• **What is being asked**
For the listing underneath, give the count of lines containing the string "this" and nothing further.

• **Working data**

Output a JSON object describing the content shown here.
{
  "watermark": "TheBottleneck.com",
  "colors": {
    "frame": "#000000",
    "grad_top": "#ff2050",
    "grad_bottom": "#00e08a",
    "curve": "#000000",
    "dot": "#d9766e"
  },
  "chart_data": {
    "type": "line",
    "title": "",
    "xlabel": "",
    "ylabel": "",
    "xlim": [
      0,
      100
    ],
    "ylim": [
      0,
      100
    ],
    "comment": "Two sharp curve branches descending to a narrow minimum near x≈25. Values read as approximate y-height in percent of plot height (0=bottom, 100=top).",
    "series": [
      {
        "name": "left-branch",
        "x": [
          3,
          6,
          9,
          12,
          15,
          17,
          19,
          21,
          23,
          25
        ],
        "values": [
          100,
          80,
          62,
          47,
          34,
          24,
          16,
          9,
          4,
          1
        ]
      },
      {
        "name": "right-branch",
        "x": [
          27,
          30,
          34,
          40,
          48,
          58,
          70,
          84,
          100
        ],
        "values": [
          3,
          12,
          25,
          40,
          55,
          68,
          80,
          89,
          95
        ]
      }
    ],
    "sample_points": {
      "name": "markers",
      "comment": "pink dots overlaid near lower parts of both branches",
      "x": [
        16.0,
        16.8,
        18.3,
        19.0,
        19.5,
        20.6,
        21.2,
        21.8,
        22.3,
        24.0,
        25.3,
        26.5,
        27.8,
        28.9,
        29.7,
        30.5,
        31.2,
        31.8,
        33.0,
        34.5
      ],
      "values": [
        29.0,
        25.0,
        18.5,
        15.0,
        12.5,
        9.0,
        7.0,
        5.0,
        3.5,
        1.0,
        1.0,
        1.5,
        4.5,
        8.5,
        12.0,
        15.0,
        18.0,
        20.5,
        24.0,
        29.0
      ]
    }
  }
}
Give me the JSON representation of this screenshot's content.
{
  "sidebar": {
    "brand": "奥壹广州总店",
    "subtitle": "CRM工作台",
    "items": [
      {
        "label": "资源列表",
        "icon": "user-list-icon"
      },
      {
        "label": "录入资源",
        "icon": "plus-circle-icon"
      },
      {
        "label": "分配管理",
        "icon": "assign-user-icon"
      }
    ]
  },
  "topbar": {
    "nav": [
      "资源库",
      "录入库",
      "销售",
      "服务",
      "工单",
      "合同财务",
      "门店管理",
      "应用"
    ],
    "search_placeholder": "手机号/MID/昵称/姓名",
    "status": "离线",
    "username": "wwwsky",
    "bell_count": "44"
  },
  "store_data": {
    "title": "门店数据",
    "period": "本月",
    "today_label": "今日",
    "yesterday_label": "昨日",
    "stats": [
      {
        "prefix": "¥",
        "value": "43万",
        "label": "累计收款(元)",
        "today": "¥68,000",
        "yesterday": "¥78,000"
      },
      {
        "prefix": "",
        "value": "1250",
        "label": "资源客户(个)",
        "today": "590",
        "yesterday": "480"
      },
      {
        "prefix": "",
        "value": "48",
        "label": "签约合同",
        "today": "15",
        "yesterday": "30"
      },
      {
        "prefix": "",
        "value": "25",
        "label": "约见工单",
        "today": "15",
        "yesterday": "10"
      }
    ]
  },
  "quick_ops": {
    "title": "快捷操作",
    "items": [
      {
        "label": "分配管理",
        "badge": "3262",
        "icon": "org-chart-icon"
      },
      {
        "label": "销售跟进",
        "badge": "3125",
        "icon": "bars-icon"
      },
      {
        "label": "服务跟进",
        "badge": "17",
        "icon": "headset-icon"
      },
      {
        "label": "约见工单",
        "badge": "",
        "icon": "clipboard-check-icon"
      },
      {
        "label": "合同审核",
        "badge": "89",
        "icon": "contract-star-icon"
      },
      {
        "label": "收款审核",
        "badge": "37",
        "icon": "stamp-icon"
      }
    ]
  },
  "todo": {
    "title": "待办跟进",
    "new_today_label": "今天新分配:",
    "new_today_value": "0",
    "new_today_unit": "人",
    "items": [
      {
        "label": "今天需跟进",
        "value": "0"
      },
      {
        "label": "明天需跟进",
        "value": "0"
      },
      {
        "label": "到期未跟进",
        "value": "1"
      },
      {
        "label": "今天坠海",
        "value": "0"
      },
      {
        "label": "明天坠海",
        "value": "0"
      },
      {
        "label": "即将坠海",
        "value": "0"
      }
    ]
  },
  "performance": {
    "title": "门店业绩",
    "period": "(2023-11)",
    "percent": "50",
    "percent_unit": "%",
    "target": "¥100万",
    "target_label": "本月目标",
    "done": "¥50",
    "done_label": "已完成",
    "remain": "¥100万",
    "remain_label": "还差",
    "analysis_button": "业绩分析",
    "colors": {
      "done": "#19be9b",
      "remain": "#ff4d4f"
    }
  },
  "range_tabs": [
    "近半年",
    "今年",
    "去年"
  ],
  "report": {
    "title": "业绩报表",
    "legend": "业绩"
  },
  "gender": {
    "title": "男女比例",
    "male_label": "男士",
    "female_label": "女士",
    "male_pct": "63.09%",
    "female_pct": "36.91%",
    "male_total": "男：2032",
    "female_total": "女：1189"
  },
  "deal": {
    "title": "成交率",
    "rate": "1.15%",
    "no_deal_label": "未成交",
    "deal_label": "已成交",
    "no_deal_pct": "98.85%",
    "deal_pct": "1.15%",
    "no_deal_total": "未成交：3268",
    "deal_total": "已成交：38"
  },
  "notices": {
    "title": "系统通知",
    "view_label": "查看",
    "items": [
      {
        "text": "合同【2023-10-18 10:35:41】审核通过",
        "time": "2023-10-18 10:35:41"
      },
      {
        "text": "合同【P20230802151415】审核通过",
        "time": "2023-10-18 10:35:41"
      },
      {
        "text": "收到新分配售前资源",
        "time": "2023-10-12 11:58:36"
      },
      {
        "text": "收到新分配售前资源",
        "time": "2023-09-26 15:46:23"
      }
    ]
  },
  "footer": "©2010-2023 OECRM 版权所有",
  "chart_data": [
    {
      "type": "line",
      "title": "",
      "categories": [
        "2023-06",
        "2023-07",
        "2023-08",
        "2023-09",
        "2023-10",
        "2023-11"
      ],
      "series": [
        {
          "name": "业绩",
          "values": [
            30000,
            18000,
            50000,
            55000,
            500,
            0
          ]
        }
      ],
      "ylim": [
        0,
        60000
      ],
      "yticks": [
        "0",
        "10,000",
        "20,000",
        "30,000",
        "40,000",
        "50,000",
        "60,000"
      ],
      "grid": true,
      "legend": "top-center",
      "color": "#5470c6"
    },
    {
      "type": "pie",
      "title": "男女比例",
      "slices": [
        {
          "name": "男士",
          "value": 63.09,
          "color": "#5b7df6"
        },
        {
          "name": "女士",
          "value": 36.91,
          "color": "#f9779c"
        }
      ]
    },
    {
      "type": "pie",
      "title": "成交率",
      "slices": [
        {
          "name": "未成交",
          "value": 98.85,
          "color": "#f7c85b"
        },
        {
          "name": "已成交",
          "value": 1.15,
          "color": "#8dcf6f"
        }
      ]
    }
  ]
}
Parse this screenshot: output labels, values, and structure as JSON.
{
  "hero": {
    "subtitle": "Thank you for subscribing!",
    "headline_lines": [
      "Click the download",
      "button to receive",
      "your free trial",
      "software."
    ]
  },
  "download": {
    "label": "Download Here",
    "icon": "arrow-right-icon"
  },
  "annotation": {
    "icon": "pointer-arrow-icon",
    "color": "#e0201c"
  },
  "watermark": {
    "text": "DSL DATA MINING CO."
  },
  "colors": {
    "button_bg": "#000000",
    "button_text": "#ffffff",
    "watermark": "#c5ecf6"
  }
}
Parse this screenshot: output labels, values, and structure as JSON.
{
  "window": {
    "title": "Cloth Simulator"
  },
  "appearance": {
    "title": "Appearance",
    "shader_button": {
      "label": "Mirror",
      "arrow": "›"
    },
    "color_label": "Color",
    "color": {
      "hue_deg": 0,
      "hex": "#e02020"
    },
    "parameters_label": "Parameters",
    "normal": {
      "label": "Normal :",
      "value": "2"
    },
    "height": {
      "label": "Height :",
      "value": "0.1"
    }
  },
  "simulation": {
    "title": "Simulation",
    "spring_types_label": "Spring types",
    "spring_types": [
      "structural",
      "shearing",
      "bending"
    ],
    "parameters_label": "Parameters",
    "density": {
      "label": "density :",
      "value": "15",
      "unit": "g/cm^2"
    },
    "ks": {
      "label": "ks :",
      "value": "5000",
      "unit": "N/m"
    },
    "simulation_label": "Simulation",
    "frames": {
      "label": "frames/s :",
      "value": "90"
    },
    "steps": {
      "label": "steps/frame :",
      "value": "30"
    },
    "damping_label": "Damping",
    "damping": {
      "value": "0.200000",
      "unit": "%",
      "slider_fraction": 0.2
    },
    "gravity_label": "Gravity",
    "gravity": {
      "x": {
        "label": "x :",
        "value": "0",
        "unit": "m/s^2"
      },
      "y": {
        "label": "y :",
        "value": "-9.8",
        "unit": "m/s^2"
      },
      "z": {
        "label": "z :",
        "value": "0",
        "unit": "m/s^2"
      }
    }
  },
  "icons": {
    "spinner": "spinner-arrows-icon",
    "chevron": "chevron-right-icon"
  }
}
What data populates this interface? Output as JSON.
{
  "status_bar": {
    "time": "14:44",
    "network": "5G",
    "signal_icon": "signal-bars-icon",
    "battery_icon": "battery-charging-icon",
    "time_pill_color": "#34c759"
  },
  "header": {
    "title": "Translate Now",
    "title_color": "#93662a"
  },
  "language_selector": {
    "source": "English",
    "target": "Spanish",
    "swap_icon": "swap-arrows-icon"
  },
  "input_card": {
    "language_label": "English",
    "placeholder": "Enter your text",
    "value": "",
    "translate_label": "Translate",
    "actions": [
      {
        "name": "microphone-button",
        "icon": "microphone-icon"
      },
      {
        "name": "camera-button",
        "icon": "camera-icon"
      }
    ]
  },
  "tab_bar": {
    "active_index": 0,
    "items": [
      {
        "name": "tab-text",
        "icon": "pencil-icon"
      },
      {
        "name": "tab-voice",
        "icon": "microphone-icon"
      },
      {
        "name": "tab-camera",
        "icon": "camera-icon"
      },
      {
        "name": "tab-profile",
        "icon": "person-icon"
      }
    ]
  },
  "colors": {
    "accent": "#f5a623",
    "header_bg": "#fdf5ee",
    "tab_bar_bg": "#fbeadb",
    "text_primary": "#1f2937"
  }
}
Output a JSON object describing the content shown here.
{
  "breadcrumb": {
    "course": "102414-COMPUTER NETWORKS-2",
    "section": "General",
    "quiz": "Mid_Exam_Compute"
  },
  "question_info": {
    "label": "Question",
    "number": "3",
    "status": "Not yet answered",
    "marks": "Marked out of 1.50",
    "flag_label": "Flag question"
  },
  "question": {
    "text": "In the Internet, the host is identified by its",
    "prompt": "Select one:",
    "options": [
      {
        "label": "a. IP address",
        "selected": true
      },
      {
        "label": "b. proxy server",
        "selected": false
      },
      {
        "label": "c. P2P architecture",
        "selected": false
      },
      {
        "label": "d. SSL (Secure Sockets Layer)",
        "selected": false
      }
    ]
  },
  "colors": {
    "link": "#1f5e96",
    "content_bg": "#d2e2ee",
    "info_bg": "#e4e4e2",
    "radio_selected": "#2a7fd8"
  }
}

• **Finished exercise**
4